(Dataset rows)

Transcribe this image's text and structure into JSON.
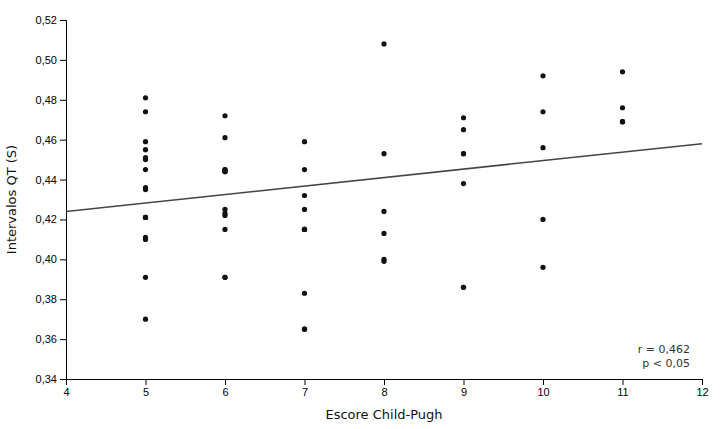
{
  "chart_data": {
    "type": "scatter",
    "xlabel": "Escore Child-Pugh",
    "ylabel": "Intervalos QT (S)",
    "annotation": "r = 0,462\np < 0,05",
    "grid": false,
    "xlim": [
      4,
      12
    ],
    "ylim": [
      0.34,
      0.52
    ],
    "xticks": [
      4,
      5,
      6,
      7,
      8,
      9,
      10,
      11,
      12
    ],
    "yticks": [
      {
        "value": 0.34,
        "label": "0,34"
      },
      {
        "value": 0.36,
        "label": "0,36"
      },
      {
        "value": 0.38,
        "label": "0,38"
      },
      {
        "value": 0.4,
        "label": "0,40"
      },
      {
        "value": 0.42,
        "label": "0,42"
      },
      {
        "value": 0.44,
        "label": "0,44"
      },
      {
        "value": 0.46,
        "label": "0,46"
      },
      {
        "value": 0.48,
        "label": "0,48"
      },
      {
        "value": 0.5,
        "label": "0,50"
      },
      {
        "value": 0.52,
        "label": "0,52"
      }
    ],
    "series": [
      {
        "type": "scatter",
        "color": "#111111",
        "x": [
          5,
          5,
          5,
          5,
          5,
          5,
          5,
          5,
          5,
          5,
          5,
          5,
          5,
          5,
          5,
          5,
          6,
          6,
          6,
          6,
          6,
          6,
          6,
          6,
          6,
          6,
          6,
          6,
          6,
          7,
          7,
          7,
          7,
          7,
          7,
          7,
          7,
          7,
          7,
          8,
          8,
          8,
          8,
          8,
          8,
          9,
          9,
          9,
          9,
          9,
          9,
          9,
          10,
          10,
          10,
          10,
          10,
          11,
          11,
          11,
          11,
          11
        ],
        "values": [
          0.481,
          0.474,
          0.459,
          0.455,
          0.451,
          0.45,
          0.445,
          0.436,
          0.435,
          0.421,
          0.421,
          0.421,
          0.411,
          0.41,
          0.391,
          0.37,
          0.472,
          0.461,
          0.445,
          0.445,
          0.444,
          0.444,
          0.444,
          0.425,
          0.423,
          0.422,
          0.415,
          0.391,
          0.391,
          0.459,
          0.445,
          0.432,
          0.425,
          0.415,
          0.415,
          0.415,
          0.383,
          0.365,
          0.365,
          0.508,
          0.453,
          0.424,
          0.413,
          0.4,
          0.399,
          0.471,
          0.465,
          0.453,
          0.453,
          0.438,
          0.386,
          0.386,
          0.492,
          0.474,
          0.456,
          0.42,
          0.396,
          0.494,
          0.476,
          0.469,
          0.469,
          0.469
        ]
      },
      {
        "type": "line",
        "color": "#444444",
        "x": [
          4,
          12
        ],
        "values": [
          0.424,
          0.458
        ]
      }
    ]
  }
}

...

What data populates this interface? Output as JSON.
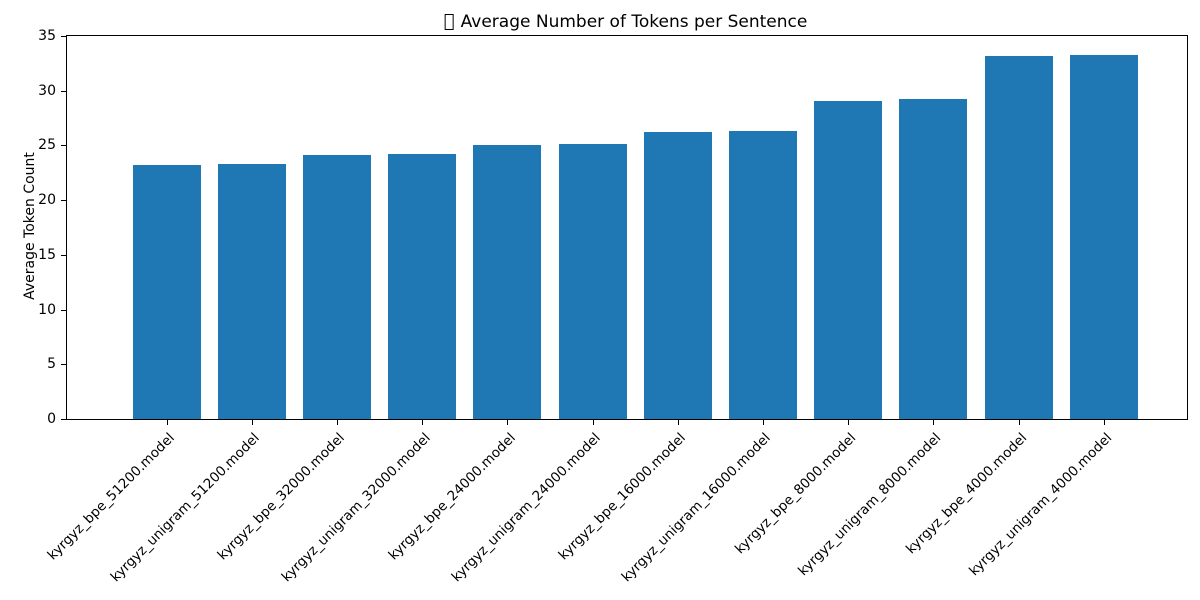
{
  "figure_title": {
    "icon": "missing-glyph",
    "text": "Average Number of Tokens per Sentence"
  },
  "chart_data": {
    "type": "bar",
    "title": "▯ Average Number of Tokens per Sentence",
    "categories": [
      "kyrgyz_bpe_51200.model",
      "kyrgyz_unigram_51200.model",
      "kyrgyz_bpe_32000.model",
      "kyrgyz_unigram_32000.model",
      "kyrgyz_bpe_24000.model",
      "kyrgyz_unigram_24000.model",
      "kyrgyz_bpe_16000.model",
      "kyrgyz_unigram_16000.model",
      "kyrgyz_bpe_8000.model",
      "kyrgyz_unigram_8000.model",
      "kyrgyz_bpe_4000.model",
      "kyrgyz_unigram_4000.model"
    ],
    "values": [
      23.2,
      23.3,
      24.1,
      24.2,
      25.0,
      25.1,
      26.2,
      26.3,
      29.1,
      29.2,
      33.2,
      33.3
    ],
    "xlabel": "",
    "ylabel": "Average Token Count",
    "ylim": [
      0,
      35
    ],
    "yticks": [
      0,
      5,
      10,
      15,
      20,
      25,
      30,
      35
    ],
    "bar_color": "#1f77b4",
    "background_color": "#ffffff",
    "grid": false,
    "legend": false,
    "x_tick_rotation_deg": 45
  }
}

*WORK TO DO*. Report back each line of the entries that holds the string "JSON".

*WRITTEN ANSWER*.
Transcribe this image's text and structure into JSON.
What data populates this interface? Output as JSON.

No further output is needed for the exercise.